WHAT YOU HAVE TO DO >> Where a line below holds the string "JSON", copy that line.

ENTRIES SHOWN >>
__________________________________________________
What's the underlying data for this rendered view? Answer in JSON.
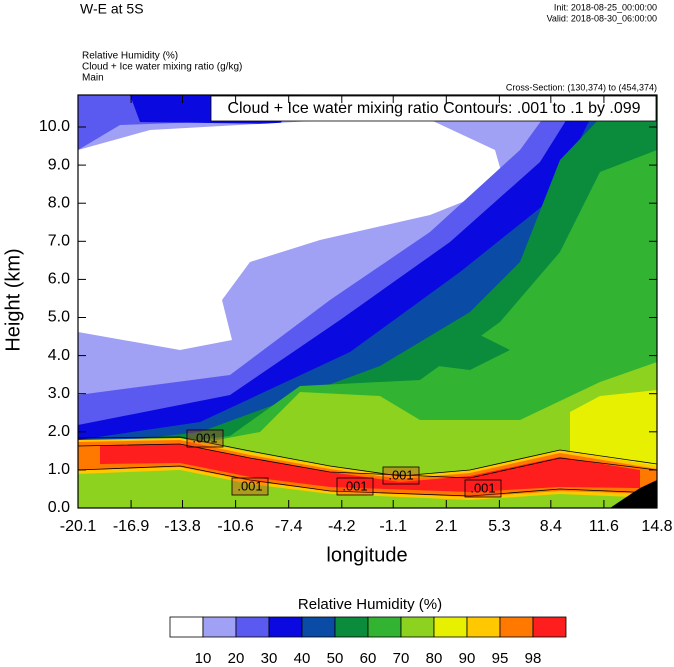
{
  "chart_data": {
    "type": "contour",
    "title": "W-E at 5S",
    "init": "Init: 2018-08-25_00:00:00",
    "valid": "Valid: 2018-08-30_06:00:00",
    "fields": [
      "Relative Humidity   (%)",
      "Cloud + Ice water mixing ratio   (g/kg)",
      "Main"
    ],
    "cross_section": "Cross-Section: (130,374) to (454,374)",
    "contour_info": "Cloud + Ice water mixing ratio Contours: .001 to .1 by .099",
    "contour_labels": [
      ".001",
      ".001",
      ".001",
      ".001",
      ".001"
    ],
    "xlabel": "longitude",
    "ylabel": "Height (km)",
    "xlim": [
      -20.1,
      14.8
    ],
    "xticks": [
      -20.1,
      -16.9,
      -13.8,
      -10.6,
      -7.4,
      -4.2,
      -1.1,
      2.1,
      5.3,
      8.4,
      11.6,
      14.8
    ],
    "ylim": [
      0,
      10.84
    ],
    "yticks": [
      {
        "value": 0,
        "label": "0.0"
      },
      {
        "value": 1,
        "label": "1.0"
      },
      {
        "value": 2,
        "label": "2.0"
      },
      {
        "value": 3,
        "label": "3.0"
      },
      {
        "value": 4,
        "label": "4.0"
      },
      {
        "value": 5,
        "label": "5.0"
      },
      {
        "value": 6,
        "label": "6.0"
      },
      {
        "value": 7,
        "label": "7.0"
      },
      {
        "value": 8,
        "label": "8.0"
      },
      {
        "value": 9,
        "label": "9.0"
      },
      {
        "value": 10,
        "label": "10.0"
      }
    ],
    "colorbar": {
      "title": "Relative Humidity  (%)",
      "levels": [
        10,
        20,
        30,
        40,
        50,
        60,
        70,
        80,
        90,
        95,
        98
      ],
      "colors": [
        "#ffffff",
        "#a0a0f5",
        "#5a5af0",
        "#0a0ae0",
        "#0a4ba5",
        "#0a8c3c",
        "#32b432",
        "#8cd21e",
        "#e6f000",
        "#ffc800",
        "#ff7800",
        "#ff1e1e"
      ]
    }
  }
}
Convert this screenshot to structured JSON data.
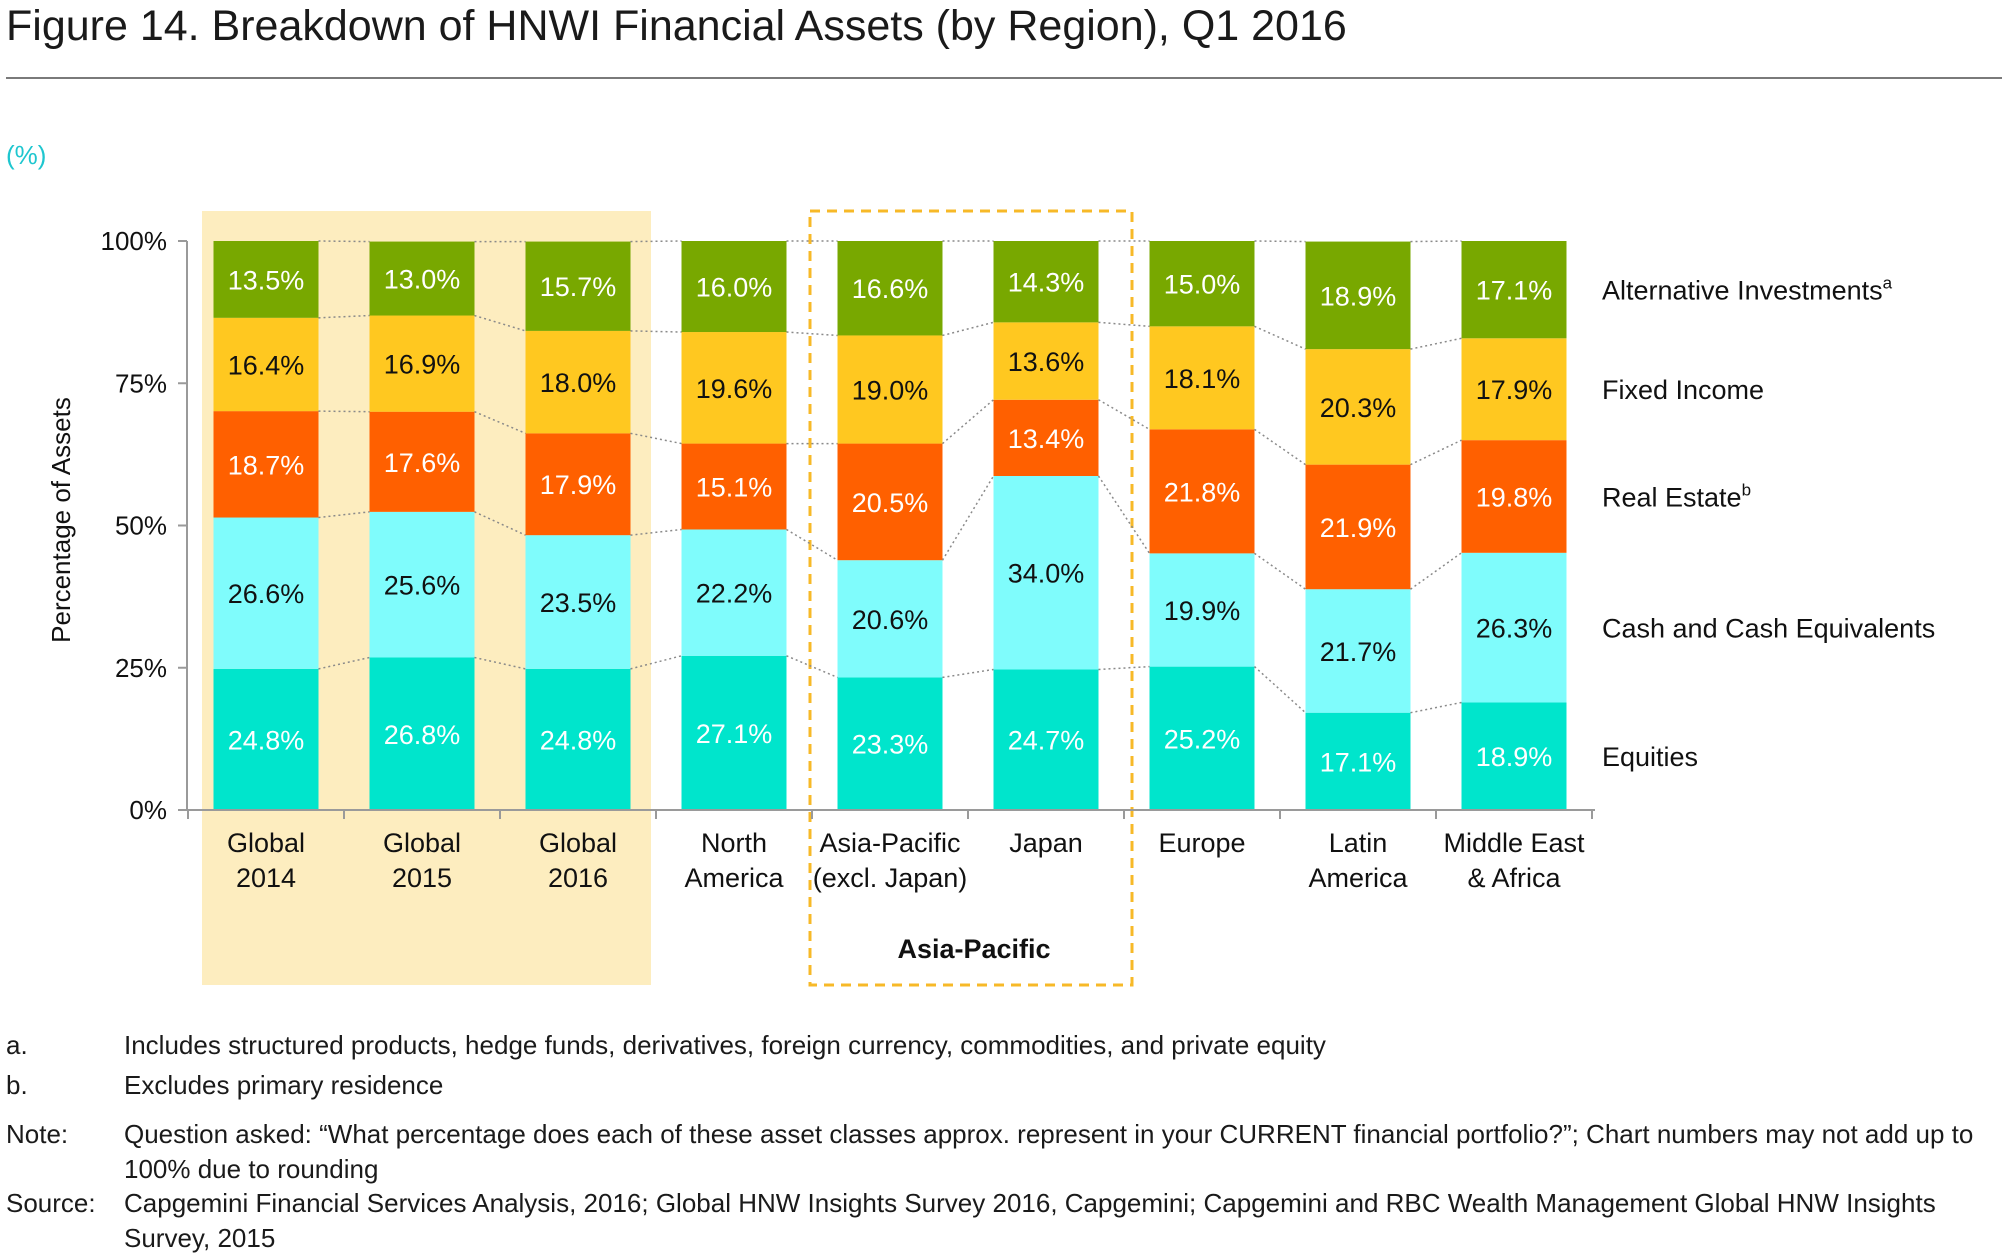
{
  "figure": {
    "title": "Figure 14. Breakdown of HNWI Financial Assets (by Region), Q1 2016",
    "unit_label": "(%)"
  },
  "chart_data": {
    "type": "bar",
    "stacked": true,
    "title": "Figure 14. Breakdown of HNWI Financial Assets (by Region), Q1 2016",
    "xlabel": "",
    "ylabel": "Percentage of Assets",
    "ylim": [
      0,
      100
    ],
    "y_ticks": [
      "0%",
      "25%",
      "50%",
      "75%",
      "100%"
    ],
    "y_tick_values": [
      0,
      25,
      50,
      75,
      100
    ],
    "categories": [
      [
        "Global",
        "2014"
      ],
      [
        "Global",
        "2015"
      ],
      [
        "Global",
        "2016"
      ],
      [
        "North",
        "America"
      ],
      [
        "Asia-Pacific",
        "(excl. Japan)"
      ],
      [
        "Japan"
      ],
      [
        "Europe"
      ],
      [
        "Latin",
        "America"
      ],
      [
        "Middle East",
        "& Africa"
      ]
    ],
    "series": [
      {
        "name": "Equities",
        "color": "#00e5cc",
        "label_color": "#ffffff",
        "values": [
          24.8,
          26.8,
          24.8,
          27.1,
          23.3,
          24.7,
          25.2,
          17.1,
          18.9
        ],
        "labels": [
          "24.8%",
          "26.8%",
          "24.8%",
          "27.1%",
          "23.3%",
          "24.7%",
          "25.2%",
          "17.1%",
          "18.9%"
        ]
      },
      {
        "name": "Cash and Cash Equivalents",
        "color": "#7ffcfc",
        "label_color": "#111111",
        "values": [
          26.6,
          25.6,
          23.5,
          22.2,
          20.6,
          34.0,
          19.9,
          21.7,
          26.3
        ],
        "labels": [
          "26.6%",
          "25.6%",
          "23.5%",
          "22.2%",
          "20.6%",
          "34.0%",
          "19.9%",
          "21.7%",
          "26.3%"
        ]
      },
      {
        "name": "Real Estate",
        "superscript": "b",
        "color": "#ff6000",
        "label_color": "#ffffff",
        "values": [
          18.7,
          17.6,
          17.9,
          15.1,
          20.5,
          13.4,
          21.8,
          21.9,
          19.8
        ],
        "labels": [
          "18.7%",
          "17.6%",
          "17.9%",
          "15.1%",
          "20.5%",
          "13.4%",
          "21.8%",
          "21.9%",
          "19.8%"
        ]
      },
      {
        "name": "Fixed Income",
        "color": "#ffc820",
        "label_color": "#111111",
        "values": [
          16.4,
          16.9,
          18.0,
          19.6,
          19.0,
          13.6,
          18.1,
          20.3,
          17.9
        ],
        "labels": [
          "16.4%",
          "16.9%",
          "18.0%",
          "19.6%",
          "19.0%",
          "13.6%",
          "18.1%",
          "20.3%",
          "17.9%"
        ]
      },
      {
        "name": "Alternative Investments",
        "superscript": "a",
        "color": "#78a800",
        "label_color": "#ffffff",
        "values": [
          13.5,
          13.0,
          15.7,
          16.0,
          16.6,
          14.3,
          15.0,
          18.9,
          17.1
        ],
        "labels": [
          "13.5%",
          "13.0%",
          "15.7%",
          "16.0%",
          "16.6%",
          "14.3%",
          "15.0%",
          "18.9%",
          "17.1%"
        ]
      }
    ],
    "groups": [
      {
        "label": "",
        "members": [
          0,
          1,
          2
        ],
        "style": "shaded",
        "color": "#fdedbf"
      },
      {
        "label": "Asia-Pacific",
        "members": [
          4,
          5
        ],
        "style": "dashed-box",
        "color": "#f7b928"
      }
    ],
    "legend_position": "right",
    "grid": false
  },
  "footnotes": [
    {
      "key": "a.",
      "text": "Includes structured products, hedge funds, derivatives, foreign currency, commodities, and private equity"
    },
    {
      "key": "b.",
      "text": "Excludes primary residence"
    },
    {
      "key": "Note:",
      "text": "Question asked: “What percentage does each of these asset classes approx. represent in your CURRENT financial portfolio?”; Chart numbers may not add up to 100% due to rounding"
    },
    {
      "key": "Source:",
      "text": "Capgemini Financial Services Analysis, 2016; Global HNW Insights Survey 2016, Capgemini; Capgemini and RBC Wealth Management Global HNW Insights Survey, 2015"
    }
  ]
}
__________________________________________________
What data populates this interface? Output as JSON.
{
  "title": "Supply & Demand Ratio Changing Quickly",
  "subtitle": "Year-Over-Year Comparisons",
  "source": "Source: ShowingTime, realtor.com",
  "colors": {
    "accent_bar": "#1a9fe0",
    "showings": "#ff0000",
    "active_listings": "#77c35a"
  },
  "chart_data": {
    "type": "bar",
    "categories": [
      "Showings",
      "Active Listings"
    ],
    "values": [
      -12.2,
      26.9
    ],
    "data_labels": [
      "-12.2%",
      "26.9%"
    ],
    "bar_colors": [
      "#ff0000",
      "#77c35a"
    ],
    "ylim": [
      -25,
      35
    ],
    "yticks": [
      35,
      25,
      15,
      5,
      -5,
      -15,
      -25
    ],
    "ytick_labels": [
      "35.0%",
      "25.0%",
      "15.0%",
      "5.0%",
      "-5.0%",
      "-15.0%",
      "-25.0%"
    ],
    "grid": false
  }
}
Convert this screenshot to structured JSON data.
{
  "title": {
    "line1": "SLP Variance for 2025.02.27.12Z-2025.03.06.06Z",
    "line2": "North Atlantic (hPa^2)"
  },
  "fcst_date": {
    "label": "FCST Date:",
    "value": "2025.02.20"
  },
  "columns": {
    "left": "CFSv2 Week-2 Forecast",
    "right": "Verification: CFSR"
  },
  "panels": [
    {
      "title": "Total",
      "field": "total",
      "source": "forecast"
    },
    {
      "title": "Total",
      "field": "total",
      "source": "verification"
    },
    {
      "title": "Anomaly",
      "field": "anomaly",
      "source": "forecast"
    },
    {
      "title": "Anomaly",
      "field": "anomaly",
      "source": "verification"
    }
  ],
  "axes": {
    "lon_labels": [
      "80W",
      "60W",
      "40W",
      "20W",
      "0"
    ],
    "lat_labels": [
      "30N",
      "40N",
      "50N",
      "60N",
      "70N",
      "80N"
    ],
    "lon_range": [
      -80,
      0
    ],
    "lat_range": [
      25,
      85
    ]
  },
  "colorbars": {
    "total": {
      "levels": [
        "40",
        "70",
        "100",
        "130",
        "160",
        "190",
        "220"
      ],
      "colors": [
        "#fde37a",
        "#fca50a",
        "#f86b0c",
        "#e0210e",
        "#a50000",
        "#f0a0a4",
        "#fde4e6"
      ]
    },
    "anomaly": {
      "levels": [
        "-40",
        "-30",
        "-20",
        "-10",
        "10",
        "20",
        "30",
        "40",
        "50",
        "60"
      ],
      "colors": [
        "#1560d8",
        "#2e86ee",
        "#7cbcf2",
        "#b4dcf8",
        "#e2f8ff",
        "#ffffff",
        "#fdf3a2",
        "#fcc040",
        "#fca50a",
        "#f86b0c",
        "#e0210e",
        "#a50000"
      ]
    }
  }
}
__________________________________________________
CORRECT OUTPUT >>
What's the underlying data for this rendered view? Answer in JSON.
Convert this screenshot to structured JSON data.
What data populates this interface? Output as JSON.
Convert this screenshot to structured JSON data.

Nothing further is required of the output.